- GOAL OF THE EXERCISE -
Go through the entries below and collect each line with the string "name" in it.

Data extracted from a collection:
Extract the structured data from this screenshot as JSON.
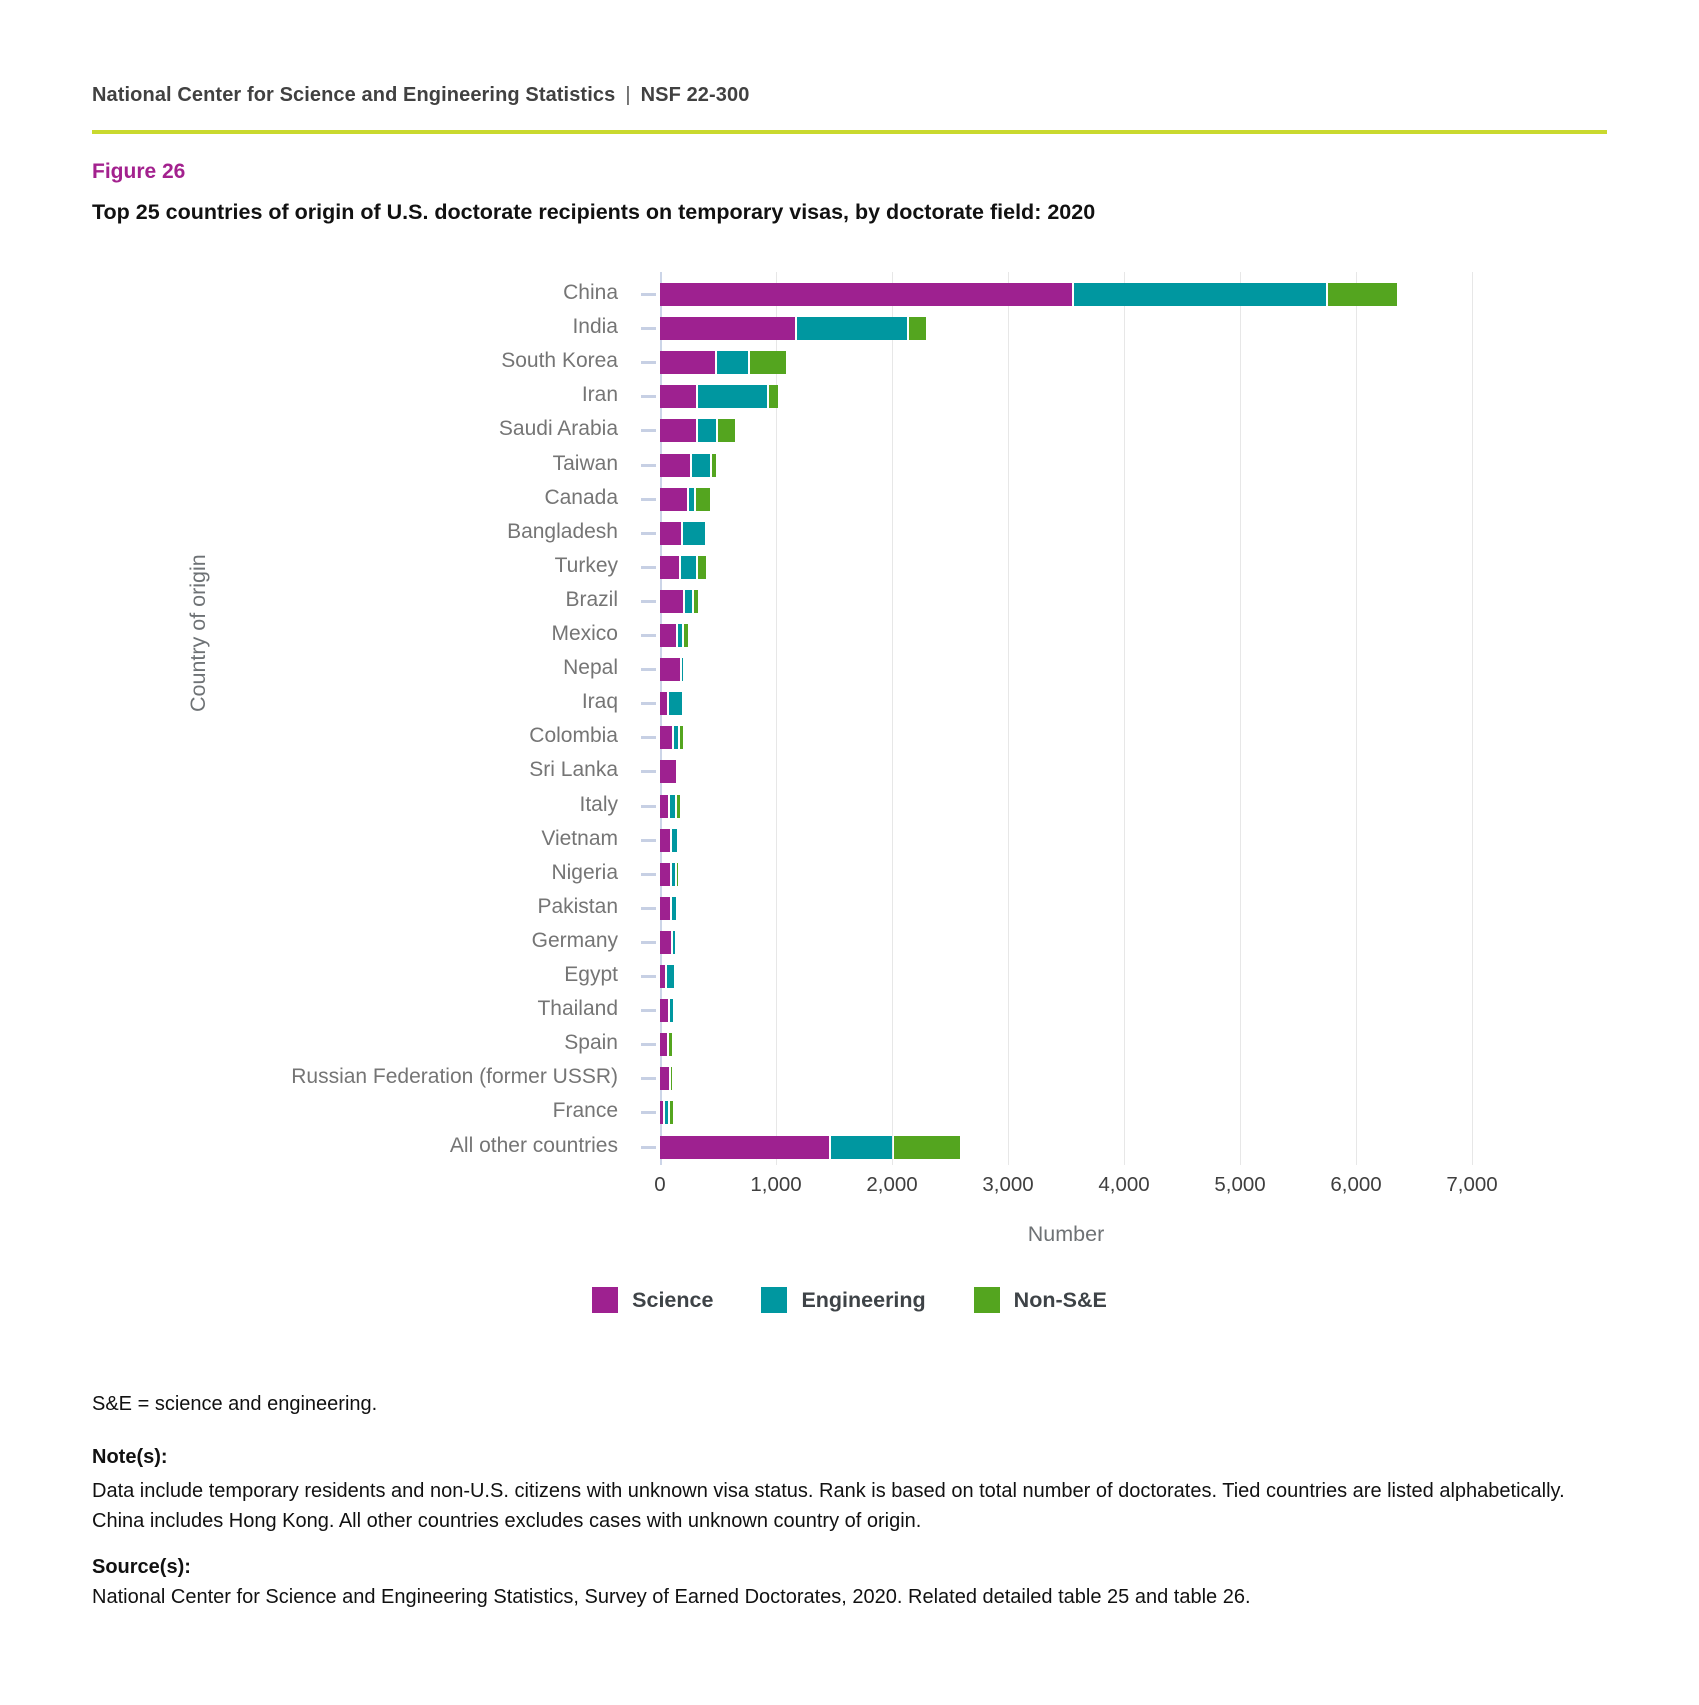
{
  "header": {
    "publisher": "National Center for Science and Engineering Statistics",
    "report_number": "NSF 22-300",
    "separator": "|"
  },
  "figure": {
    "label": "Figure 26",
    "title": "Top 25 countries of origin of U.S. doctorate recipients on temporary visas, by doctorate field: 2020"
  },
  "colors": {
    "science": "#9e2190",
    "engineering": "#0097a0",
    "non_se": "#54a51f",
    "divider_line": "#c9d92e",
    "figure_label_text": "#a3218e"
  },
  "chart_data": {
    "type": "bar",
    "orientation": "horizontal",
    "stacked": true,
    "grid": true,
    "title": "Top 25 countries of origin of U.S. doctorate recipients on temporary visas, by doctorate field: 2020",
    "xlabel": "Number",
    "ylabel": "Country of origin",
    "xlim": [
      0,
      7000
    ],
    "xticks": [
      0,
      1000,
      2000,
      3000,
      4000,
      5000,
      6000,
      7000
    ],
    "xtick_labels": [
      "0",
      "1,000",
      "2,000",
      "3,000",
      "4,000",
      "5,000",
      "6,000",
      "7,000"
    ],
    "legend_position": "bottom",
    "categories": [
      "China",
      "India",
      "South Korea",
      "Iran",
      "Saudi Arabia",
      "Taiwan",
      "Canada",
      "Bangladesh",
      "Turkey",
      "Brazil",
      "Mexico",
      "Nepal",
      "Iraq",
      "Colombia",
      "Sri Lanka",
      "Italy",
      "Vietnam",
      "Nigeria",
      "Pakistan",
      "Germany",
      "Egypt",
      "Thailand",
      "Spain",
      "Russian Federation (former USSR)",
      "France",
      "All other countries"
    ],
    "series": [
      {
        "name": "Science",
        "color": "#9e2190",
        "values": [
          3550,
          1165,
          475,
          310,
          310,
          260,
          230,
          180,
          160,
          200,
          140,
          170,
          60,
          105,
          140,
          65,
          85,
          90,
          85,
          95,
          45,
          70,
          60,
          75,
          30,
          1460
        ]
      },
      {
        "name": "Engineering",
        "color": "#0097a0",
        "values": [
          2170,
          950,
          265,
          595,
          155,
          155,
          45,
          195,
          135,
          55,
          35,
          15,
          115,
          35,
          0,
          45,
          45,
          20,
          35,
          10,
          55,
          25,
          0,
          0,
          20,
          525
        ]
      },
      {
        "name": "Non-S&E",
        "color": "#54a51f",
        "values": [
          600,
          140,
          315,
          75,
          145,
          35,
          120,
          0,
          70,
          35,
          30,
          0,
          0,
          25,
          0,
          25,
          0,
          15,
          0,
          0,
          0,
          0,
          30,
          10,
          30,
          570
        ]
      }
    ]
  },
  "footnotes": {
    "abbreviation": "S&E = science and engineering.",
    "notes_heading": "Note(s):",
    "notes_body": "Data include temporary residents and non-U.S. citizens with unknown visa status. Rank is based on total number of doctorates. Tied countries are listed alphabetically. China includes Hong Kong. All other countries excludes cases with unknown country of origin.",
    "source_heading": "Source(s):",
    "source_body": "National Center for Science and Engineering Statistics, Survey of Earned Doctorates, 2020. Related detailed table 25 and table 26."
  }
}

- WRITTEN ANSWER -
        "name": "Science",
        "name": "Engineering",
        "name": "Non-S&E",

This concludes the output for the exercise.